— WRITTEN PROBLEM —
The records that follow must be reproduced in full, exactly as written.

>> Start DATASET ROWS

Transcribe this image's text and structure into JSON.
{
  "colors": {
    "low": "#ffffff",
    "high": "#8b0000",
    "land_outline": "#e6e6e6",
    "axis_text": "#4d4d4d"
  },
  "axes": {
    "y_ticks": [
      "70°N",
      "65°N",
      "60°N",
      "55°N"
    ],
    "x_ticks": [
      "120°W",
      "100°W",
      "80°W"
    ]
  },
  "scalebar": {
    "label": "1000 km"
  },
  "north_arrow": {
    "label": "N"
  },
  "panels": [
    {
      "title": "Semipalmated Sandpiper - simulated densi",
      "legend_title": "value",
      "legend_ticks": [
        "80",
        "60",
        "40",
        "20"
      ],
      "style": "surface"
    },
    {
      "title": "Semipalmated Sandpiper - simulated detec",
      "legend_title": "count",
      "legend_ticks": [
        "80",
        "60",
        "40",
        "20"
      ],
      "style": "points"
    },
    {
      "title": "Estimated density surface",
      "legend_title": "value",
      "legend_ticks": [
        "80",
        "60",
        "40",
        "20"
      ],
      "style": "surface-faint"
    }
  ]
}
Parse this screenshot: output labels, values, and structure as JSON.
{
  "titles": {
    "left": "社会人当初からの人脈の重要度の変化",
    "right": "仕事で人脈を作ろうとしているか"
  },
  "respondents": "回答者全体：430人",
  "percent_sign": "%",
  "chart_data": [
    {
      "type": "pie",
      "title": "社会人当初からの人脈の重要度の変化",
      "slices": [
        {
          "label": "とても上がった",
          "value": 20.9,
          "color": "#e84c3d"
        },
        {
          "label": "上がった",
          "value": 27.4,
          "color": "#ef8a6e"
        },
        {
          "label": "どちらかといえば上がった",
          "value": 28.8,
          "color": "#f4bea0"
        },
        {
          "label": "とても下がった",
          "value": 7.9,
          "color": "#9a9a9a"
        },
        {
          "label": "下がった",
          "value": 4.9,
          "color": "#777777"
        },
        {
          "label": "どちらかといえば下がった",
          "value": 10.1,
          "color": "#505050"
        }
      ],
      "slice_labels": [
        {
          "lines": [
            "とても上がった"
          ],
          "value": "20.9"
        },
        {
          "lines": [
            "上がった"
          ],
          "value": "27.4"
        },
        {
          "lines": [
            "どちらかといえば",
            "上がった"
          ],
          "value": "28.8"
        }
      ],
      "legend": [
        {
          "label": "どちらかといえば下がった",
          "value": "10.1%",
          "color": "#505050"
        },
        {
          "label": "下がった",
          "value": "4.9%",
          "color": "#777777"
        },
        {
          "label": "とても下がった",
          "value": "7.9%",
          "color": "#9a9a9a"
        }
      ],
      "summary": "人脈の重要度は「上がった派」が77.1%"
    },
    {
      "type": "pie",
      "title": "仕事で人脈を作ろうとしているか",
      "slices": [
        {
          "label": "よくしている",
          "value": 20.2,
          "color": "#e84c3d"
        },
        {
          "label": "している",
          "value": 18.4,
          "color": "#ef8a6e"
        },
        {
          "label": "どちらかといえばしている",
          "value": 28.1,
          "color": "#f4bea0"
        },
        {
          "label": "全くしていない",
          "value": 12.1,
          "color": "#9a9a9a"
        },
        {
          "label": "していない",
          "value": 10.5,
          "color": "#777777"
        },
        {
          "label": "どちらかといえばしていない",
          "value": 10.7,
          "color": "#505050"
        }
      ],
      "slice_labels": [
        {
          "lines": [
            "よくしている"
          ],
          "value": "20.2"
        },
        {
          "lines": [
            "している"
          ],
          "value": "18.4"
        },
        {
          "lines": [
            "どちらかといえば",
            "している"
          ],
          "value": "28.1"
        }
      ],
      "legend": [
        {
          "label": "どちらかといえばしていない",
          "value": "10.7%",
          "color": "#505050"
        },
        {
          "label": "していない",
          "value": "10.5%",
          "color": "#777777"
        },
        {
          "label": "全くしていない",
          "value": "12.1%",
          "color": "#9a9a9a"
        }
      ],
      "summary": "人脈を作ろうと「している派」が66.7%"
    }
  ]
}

>> End DATASET ROWS

— FINAL RESULT —
Transcribe this image's text and structure into JSON.
{
  "colors": {
    "low": "#ffffff",
    "high": "#8b0000",
    "land_outline": "#e6e6e6",
    "axis_text": "#4d4d4d"
  },
  "axes": {
    "y_ticks": [
      "70°N",
      "65°N",
      "60°N",
      "55°N"
    ],
    "x_ticks": [
      "120°W",
      "100°W",
      "80°W"
    ]
  },
  "scalebar": {
    "label": "1000 km"
  },
  "north_arrow": {
    "label": "N"
  },
  "panels": [
    {
      "title": "Semipalmated Sandpiper - simulated densi",
      "legend_title": "value",
      "legend_ticks": [
        "80",
        "60",
        "40",
        "20"
      ],
      "style": "surface"
    },
    {
      "title": "Semipalmated Sandpiper - simulated detec",
      "legend_title": "count",
      "legend_ticks": [
        "80",
        "60",
        "40",
        "20"
      ],
      "style": "points"
    },
    {
      "title": "Estimated density surface",
      "legend_title": "value",
      "legend_ticks": [
        "80",
        "60",
        "40",
        "20"
      ],
      "style": "surface-faint"
    }
  ]
}
Parse this screenshot: output labels, values, and structure as JSON.
{
  "titles": {
    "left": "社会人当初からの人脈の重要度の変化",
    "right": "仕事で人脈を作ろうとしているか"
  },
  "respondents": "回答者全体：430人",
  "percent_sign": "%",
  "chart_data": [
    {
      "type": "pie",
      "title": "社会人当初からの人脈の重要度の変化",
      "slices": [
        {
          "label": "とても上がった",
          "value": 20.9,
          "color": "#e84c3d"
        },
        {
          "label": "上がった",
          "value": 27.4,
          "color": "#ef8a6e"
        },
        {
          "label": "どちらかといえば上がった",
          "value": 28.8,
          "color": "#f4bea0"
        },
        {
          "label": "とても下がった",
          "value": 7.9,
          "color": "#9a9a9a"
        },
        {
          "label": "下がった",
          "value": 4.9,
          "color": "#777777"
        },
        {
          "label": "どちらかといえば下がった",
          "value": 10.1,
          "color": "#505050"
        }
      ],
      "slice_labels": [
        {
          "lines": [
            "とても上がった"
          ],
          "value": "20.9"
        },
        {
          "lines": [
            "上がった"
          ],
          "value": "27.4"
        },
        {
          "lines": [
            "どちらかといえば",
            "上がった"
          ],
          "value": "28.8"
        }
      ],
      "legend": [
        {
          "label": "どちらかといえば下がった",
          "value": "10.1%",
          "color": "#505050"
        },
        {
          "label": "下がった",
          "value": "4.9%",
          "color": "#777777"
        },
        {
          "label": "とても下がった",
          "value": "7.9%",
          "color": "#9a9a9a"
        }
      ],
      "summary": "人脈の重要度は「上がった派」が77.1%"
    },
    {
      "type": "pie",
      "title": "仕事で人脈を作ろうとしているか",
      "slices": [
        {
          "label": "よくしている",
          "value": 20.2,
          "color": "#e84c3d"
        },
        {
          "label": "している",
          "value": 18.4,
          "color": "#ef8a6e"
        },
        {
          "label": "どちらかといえばしている",
          "value": 28.1,
          "color": "#f4bea0"
        },
        {
          "label": "全くしていない",
          "value": 12.1,
          "color": "#9a9a9a"
        },
        {
          "label": "していない",
          "value": 10.5,
          "color": "#777777"
        },
        {
          "label": "どちらかといえばしていない",
          "value": 10.7,
          "color": "#505050"
        }
      ],
      "slice_labels": [
        {
          "lines": [
            "よくしている"
          ],
          "value": "20.2"
        },
        {
          "lines": [
            "している"
          ],
          "value": "18.4"
        },
        {
          "lines": [
            "どちらかといえば",
            "している"
          ],
          "value": "28.1"
        }
      ],
      "legend": [
        {
          "label": "どちらかといえばしていない",
          "value": "10.7%",
          "color": "#505050"
        },
        {
          "label": "していない",
          "value": "10.5%",
          "color": "#777777"
        },
        {
          "label": "全くしていない",
          "value": "12.1%",
          "color": "#9a9a9a"
        }
      ],
      "summary": "人脈を作ろうと「している派」が66.7%"
    }
  ]
}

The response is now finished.